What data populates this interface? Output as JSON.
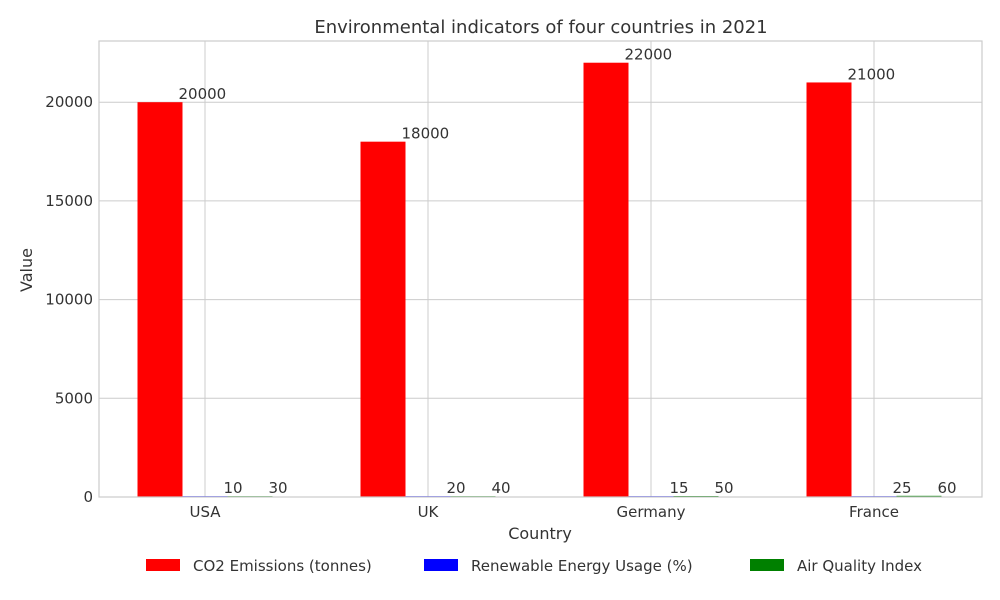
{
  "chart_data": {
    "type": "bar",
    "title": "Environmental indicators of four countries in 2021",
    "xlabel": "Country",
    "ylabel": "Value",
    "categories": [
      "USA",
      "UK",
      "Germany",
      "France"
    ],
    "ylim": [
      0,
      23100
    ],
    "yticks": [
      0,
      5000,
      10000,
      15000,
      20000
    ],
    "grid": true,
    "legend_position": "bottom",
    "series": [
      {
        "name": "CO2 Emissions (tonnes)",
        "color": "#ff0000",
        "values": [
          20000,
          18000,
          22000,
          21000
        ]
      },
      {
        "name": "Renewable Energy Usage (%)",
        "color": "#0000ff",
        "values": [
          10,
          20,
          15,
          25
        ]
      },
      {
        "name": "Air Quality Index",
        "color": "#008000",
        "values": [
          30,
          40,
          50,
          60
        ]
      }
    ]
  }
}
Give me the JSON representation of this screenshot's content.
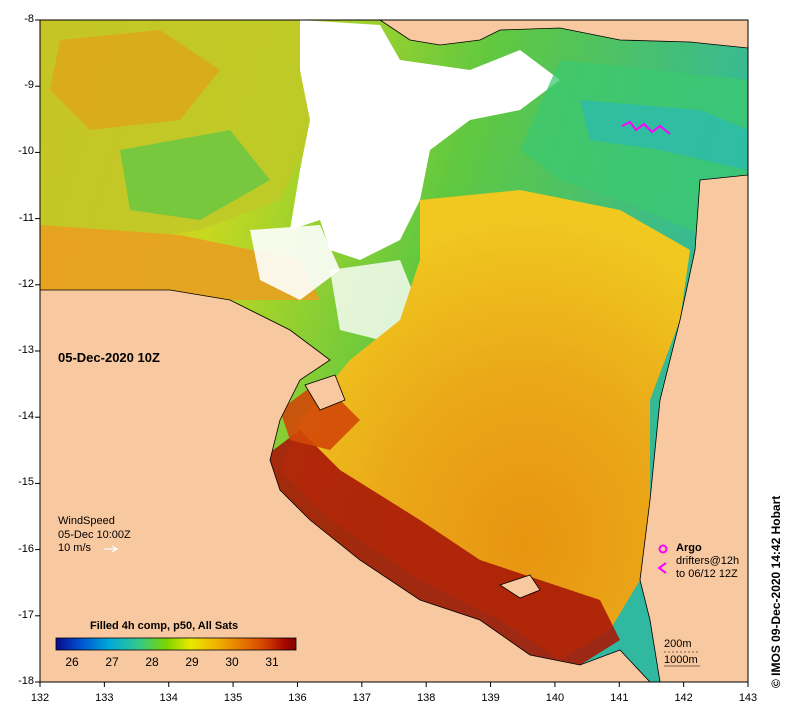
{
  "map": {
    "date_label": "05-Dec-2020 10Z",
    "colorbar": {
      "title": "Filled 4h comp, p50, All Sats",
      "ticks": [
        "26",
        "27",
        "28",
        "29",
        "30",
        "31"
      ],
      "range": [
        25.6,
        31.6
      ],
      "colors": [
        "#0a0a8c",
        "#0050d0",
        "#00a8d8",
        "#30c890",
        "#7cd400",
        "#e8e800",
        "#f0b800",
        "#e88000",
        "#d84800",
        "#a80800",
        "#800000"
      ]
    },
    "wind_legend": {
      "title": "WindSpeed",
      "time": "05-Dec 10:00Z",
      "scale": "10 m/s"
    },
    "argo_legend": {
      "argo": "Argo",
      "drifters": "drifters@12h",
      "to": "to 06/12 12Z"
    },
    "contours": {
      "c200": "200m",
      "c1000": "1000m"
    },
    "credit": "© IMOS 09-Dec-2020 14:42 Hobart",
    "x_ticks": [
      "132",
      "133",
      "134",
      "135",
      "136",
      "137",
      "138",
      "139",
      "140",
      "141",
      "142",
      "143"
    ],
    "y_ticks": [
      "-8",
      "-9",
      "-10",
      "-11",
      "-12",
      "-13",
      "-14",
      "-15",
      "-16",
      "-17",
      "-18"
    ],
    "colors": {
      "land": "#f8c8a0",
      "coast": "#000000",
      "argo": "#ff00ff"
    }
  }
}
-.-.-
Task brief:
Repeat the records above exactly, leaving out the pictures.

Result of this exercise:
What data populates this interface? Output as JSON.
{
  "chart_data": {
    "type": "bar",
    "title": "Environmental indicators of four countries in 2021",
    "xlabel": "Country",
    "ylabel": "Value",
    "categories": [
      "USA",
      "UK",
      "Germany",
      "France"
    ],
    "ylim": [
      0,
      23100
    ],
    "yticks": [
      0,
      5000,
      10000,
      15000,
      20000
    ],
    "grid": true,
    "legend_position": "bottom",
    "series": [
      {
        "name": "CO2 Emissions (tonnes)",
        "color": "#ff0000",
        "values": [
          20000,
          18000,
          22000,
          21000
        ]
      },
      {
        "name": "Renewable Energy Usage (%)",
        "color": "#0000ff",
        "values": [
          10,
          20,
          15,
          25
        ]
      },
      {
        "name": "Air Quality Index",
        "color": "#008000",
        "values": [
          30,
          40,
          50,
          60
        ]
      }
    ]
  }
}
Give me the JSON representation of this screenshot's content.
{
  "map": {
    "date_label": "05-Dec-2020 10Z",
    "colorbar": {
      "title": "Filled 4h comp, p50, All Sats",
      "ticks": [
        "26",
        "27",
        "28",
        "29",
        "30",
        "31"
      ],
      "range": [
        25.6,
        31.6
      ],
      "colors": [
        "#0a0a8c",
        "#0050d0",
        "#00a8d8",
        "#30c890",
        "#7cd400",
        "#e8e800",
        "#f0b800",
        "#e88000",
        "#d84800",
        "#a80800",
        "#800000"
      ]
    },
    "wind_legend": {
      "title": "WindSpeed",
      "time": "05-Dec 10:00Z",
      "scale": "10 m/s"
    },
    "argo_legend": {
      "argo": "Argo",
      "drifters": "drifters@12h",
      "to": "to 06/12 12Z"
    },
    "contours": {
      "c200": "200m",
      "c1000": "1000m"
    },
    "credit": "© IMOS 09-Dec-2020 14:42 Hobart",
    "x_ticks": [
      "132",
      "133",
      "134",
      "135",
      "136",
      "137",
      "138",
      "139",
      "140",
      "141",
      "142",
      "143"
    ],
    "y_ticks": [
      "-8",
      "-9",
      "-10",
      "-11",
      "-12",
      "-13",
      "-14",
      "-15",
      "-16",
      "-17",
      "-18"
    ],
    "colors": {
      "land": "#f8c8a0",
      "coast": "#000000",
      "argo": "#ff00ff"
    }
  }
}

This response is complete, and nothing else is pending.